Exercise input:

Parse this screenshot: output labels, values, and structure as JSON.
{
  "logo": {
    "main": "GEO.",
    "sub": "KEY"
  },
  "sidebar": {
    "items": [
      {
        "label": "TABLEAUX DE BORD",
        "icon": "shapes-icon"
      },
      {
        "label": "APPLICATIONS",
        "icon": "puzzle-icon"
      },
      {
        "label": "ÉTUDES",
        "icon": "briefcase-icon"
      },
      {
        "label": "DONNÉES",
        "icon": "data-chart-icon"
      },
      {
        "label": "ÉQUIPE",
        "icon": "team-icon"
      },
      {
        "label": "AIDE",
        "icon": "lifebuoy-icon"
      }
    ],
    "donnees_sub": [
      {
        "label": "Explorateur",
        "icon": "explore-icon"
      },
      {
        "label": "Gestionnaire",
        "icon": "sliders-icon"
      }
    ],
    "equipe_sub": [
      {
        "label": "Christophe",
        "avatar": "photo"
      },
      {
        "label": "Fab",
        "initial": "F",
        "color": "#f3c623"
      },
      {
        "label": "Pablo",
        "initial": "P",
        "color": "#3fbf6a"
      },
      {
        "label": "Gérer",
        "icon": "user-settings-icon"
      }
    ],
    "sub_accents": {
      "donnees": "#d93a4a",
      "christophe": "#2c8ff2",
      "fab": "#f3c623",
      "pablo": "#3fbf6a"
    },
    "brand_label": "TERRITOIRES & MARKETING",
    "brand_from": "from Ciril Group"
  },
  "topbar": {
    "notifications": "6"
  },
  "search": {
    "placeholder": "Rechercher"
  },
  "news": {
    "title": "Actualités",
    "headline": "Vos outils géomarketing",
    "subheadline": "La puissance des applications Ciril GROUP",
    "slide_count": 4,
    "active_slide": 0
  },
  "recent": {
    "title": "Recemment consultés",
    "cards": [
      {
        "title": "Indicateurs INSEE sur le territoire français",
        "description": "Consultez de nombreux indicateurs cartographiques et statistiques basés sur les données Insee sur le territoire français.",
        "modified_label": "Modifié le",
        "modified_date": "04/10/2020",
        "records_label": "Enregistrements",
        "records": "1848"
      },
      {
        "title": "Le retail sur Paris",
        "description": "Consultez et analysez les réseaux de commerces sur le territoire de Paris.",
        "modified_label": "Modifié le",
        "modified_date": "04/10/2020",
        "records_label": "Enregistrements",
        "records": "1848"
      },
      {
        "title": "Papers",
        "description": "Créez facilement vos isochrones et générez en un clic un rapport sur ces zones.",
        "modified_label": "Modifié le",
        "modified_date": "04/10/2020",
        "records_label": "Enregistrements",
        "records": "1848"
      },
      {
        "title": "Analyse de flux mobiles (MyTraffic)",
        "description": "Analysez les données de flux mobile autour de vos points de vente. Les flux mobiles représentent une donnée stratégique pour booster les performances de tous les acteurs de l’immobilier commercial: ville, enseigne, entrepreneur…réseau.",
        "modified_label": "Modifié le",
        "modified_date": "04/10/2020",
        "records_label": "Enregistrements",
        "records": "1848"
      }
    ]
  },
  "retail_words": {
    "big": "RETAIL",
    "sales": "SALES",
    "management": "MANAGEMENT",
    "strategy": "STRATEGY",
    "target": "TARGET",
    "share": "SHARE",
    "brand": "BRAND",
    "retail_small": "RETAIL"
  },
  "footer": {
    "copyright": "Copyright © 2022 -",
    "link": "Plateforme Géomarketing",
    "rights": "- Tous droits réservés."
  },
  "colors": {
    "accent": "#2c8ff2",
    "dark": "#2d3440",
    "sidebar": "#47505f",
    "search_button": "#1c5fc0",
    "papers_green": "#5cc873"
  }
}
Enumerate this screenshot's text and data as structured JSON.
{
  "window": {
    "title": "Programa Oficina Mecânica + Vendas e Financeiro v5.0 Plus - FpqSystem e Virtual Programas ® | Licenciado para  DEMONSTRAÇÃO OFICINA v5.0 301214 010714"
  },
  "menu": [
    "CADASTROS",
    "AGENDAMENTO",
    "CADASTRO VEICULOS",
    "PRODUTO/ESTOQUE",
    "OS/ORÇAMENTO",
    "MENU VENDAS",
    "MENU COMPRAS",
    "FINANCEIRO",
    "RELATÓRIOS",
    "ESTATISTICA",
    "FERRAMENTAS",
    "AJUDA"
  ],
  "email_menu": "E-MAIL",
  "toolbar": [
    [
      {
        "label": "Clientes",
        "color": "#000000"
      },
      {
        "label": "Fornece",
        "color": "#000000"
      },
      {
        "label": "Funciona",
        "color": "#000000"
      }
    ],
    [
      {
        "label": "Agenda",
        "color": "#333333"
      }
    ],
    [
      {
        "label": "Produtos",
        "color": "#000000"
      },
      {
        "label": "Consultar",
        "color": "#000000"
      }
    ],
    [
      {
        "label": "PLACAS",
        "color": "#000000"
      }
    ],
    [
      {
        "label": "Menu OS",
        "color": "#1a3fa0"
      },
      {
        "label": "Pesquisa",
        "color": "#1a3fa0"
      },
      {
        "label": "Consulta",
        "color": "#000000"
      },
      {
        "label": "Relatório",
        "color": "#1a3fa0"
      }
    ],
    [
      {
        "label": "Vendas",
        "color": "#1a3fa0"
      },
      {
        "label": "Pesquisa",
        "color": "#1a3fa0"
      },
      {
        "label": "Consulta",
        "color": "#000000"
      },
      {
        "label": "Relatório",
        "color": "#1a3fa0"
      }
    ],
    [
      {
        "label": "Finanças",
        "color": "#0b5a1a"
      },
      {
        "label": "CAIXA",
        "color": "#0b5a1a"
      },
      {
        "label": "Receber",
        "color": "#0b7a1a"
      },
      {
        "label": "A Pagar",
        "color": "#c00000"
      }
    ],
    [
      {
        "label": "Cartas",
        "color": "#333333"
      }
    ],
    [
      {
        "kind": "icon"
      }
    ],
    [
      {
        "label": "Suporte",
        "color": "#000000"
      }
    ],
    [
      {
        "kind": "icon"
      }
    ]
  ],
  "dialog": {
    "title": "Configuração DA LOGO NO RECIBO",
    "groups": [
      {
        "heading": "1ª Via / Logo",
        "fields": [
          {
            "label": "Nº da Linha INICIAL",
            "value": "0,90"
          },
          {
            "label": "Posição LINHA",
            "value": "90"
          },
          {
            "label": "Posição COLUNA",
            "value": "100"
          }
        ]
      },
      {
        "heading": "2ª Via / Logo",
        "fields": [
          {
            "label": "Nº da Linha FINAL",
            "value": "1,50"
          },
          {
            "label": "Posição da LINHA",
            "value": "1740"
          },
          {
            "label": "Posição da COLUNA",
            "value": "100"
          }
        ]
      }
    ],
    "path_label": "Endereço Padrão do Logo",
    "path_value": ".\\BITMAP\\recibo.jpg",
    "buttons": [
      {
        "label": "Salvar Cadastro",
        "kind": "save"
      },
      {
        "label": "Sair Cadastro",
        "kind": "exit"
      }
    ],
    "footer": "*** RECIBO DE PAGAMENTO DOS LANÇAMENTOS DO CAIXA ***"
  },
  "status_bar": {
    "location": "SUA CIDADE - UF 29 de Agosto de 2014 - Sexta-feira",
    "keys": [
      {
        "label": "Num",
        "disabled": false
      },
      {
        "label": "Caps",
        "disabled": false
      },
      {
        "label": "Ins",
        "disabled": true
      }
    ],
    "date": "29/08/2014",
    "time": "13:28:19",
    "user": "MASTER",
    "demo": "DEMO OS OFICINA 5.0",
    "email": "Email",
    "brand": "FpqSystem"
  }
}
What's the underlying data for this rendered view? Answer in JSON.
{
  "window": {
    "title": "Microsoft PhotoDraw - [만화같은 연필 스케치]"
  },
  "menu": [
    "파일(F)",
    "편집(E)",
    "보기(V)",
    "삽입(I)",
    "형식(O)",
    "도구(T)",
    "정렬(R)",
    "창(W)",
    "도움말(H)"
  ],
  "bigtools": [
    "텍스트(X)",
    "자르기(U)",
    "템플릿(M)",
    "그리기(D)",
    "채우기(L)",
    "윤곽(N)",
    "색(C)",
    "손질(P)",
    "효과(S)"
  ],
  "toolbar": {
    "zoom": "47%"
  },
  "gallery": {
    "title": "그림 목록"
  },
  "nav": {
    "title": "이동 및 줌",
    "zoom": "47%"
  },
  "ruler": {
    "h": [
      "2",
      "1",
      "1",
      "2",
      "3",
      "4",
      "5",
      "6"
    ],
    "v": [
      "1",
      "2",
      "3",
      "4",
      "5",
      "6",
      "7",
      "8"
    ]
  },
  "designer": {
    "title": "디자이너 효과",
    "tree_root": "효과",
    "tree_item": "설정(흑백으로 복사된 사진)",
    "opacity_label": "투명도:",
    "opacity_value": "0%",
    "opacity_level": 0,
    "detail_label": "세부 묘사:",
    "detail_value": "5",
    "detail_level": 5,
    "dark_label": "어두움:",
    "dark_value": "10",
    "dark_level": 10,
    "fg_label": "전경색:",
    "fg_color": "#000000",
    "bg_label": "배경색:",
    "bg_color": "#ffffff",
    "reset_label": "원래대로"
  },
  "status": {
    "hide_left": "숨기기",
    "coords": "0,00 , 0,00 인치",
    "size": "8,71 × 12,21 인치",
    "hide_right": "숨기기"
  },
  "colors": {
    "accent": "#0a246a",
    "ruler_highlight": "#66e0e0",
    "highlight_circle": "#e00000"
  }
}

Work instructions: Consider the entries above and return each line with the string "français".

Expected output:
        "title": "Indicateurs INSEE sur le territoire français",
        "description": "Consultez de nombreux indicateurs cartographiques et statistiques basés sur les données Insee sur le territoire français.",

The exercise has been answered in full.